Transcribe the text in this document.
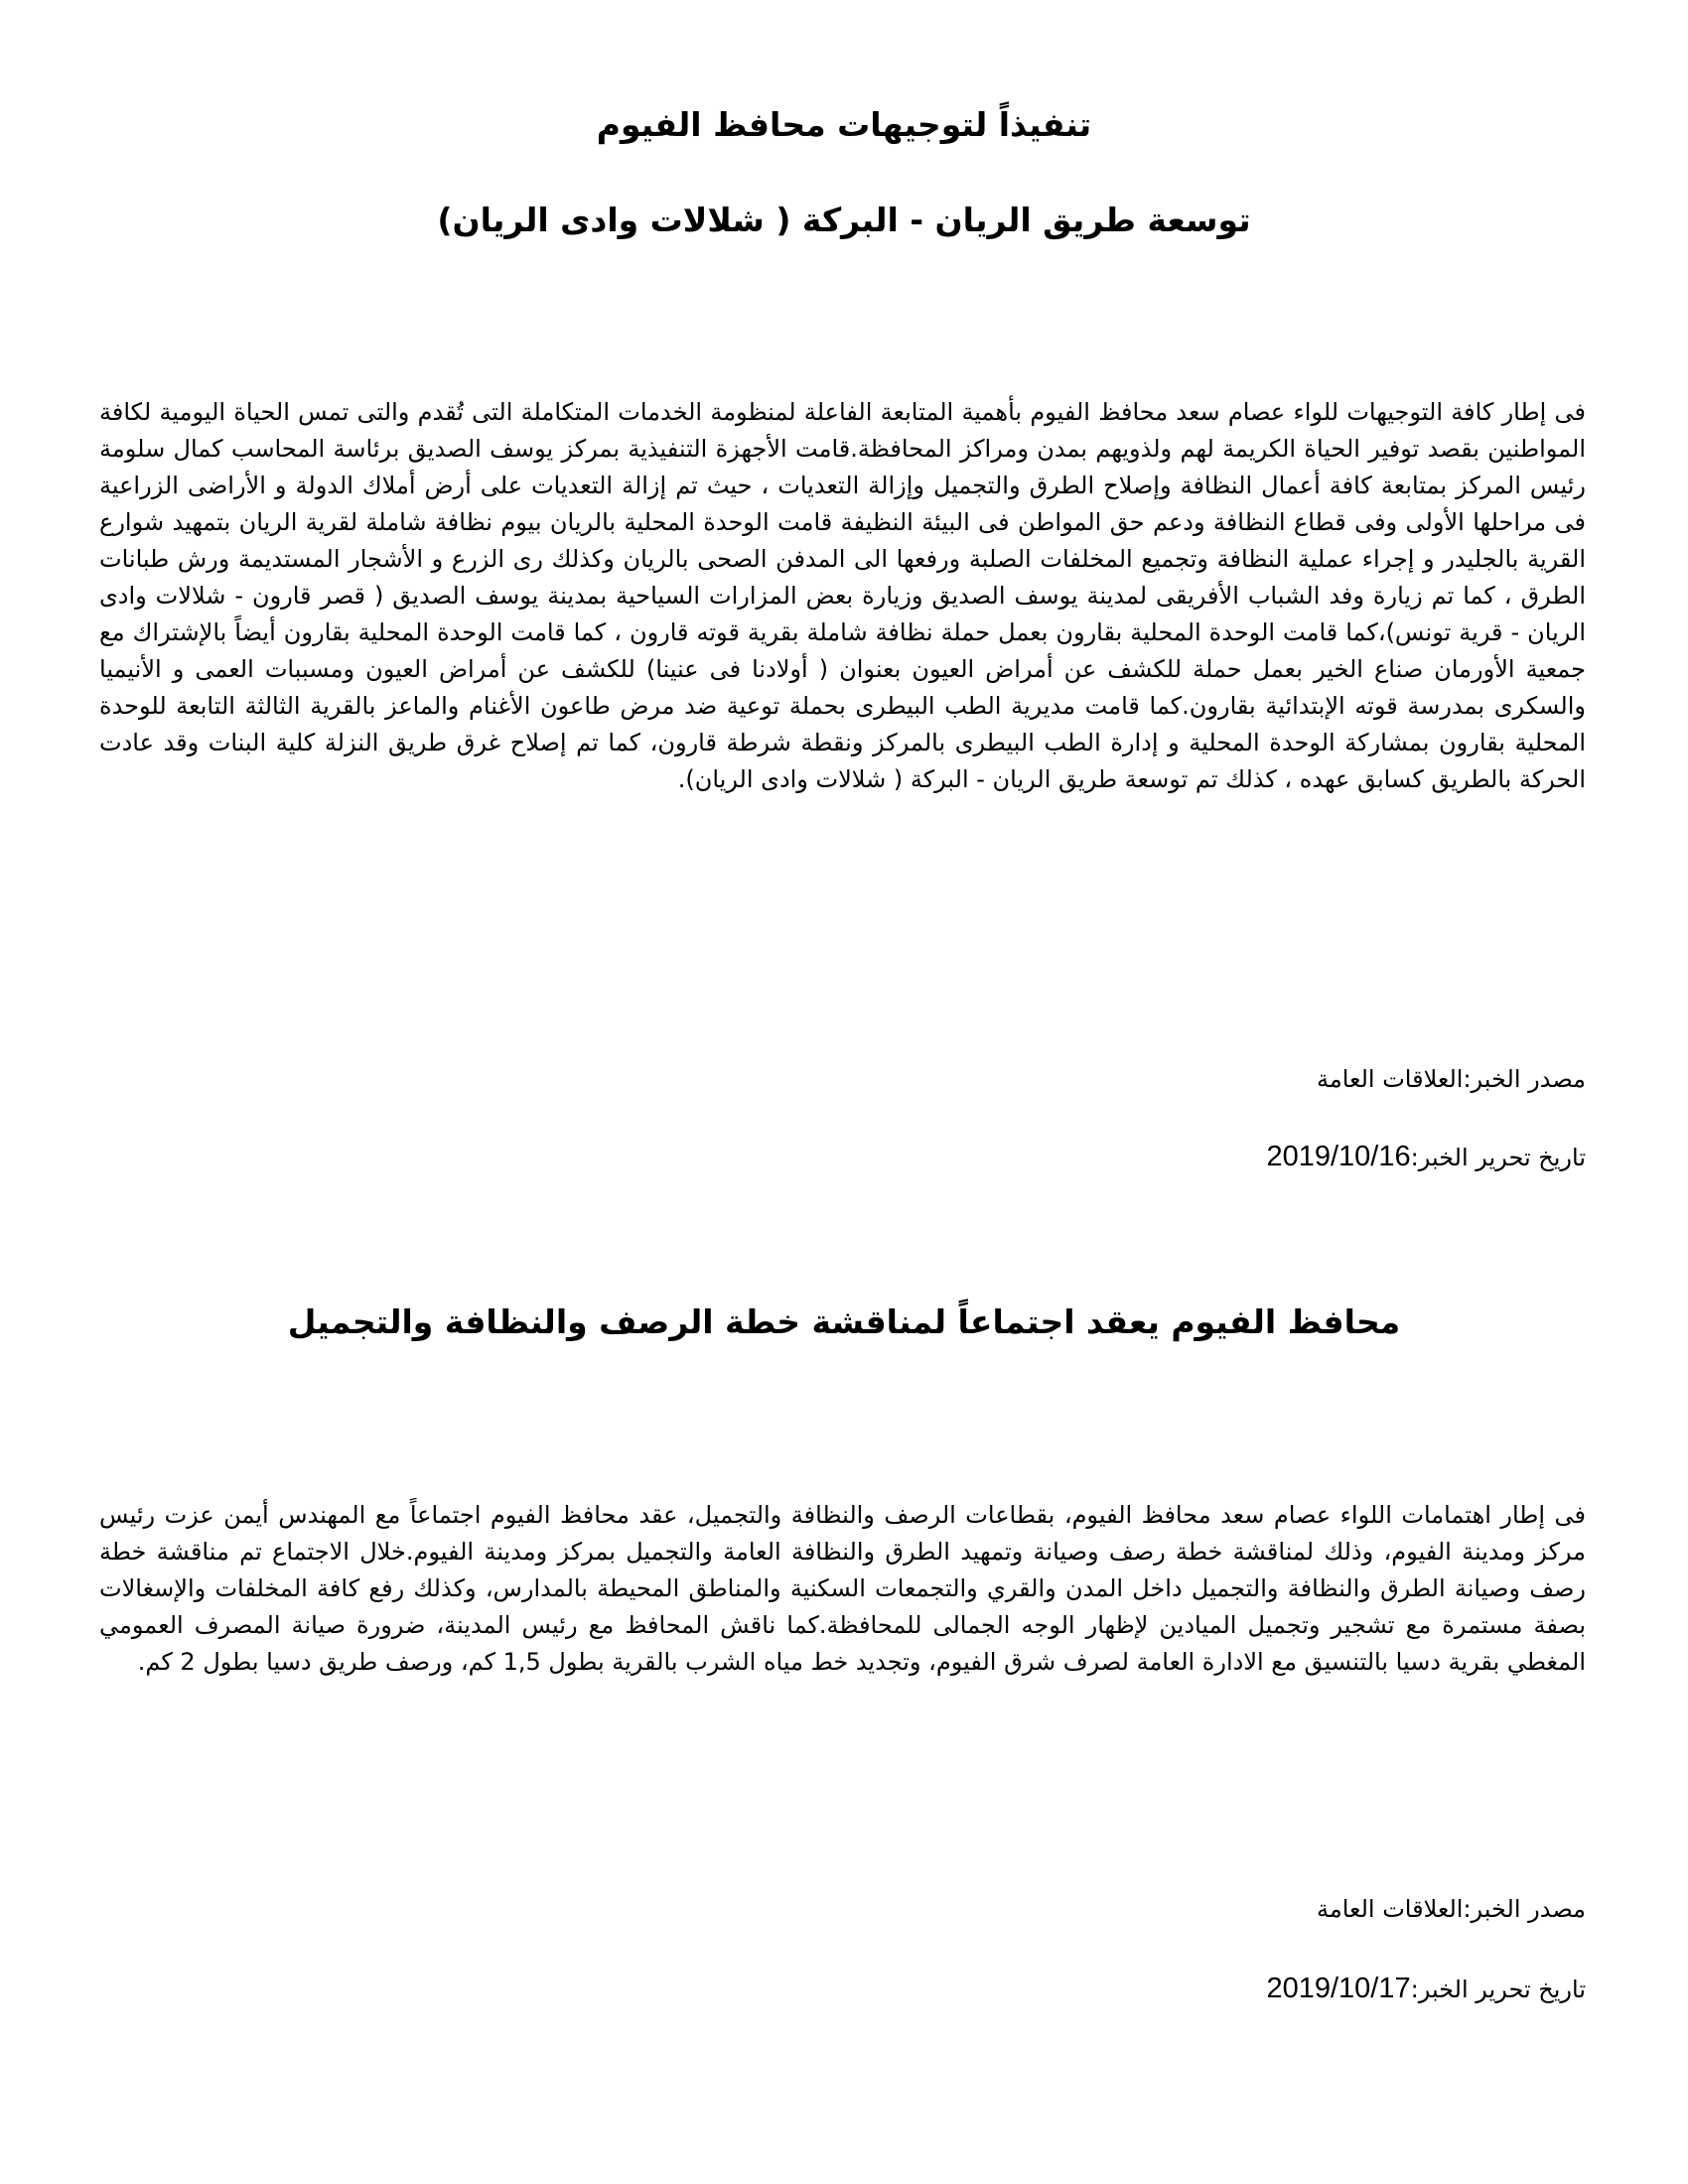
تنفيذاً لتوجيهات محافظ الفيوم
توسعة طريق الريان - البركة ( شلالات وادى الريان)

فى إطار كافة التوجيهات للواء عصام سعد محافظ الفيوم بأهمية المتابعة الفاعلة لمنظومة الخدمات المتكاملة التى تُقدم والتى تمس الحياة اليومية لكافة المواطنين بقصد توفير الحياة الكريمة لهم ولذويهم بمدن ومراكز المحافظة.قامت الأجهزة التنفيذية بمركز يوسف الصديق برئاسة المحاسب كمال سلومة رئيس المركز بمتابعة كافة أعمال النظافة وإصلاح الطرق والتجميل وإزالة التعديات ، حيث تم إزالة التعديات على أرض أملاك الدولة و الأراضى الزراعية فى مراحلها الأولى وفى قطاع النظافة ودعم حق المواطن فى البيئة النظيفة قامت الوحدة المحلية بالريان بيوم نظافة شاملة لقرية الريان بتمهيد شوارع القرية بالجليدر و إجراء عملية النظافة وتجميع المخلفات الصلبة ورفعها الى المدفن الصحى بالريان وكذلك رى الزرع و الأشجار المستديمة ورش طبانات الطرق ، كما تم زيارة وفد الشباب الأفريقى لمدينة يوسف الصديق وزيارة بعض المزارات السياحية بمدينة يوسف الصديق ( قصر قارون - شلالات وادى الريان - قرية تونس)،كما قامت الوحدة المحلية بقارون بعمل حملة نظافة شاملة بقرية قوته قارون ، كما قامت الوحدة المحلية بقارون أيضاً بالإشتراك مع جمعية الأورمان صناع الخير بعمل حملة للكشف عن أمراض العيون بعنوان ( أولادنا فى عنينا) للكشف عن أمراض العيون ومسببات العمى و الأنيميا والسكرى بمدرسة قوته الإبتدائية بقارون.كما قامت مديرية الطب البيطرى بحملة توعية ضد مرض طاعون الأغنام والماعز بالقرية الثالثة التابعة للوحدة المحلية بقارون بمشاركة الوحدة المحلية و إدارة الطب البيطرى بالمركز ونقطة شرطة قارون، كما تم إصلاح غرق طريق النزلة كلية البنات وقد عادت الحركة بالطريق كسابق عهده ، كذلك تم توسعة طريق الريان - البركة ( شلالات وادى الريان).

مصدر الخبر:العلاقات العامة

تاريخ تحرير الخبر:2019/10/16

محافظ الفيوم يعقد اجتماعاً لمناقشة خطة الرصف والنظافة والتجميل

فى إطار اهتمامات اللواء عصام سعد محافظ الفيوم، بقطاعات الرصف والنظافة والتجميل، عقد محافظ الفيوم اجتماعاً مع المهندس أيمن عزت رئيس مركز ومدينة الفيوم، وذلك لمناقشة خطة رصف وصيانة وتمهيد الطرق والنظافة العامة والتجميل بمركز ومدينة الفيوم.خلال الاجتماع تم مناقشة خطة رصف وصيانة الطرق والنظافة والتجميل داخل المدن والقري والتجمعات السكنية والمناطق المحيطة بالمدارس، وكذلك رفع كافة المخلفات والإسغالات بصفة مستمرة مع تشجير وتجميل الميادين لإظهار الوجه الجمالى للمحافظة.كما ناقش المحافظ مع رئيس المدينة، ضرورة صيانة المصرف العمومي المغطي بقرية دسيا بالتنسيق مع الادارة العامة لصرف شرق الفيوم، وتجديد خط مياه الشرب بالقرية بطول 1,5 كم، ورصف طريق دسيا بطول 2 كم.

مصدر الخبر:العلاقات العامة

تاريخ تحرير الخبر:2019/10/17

[TASK GOAL]: Print all of the records shown above exactly, leaving out each picture.

[WRITTEN RESPONSE]:
Transcribe the text in this document.
تنفيذاً لتوجيهات محافظ الفيوم
توسعة طريق الريان - البركة ( شلالات وادى الريان)

فى إطار كافة التوجيهات للواء عصام سعد محافظ الفيوم بأهمية المتابعة الفاعلة لمنظومة الخدمات المتكاملة التى تُقدم والتى تمس الحياة اليومية لكافة المواطنين بقصد توفير الحياة الكريمة لهم ولذويهم بمدن ومراكز المحافظة.قامت الأجهزة التنفيذية بمركز يوسف الصديق برئاسة المحاسب كمال سلومة رئيس المركز بمتابعة كافة أعمال النظافة وإصلاح الطرق والتجميل وإزالة التعديات ، حيث تم إزالة التعديات على أرض أملاك الدولة و الأراضى الزراعية فى مراحلها الأولى وفى قطاع النظافة ودعم حق المواطن فى البيئة النظيفة قامت الوحدة المحلية بالريان بيوم نظافة شاملة لقرية الريان بتمهيد شوارع القرية بالجليدر و إجراء عملية النظافة وتجميع المخلفات الصلبة ورفعها الى المدفن الصحى بالريان وكذلك رى الزرع و الأشجار المستديمة ورش طبانات الطرق ، كما تم زيارة وفد الشباب الأفريقى لمدينة يوسف الصديق وزيارة بعض المزارات السياحية بمدينة يوسف الصديق ( قصر قارون - شلالات وادى الريان - قرية تونس)،كما قامت الوحدة المحلية بقارون بعمل حملة نظافة شاملة بقرية قوته قارون ، كما قامت الوحدة المحلية بقارون أيضاً بالإشتراك مع جمعية الأورمان صناع الخير بعمل حملة للكشف عن أمراض العيون بعنوان ( أولادنا فى عنينا) للكشف عن أمراض العيون ومسببات العمى و الأنيميا والسكرى بمدرسة قوته الإبتدائية بقارون.كما قامت مديرية الطب البيطرى بحملة توعية ضد مرض طاعون الأغنام والماعز بالقرية الثالثة التابعة للوحدة المحلية بقارون بمشاركة الوحدة المحلية و إدارة الطب البيطرى بالمركز ونقطة شرطة قارون، كما تم إصلاح غرق طريق النزلة كلية البنات وقد عادت الحركة بالطريق كسابق عهده ، كذلك تم توسعة طريق الريان - البركة ( شلالات وادى الريان).

مصدر الخبر:العلاقات العامة

تاريخ تحرير الخبر:2019/10/16

محافظ الفيوم يعقد اجتماعاً لمناقشة خطة الرصف والنظافة والتجميل

فى إطار اهتمامات اللواء عصام سعد محافظ الفيوم، بقطاعات الرصف والنظافة والتجميل، عقد محافظ الفيوم اجتماعاً مع المهندس أيمن عزت رئيس مركز ومدينة الفيوم، وذلك لمناقشة خطة رصف وصيانة وتمهيد الطرق والنظافة العامة والتجميل بمركز ومدينة الفيوم.خلال الاجتماع تم مناقشة خطة رصف وصيانة الطرق والنظافة والتجميل داخل المدن والقري والتجمعات السكنية والمناطق المحيطة بالمدارس، وكذلك رفع كافة المخلفات والإسغالات بصفة مستمرة مع تشجير وتجميل الميادين لإظهار الوجه الجمالى للمحافظة.كما ناقش المحافظ مع رئيس المدينة، ضرورة صيانة المصرف العمومي المغطي بقرية دسيا بالتنسيق مع الادارة العامة لصرف شرق الفيوم، وتجديد خط مياه الشرب بالقرية بطول 1,5 كم، ورصف طريق دسيا بطول 2 كم.

مصدر الخبر:العلاقات العامة

تاريخ تحرير الخبر:2019/10/17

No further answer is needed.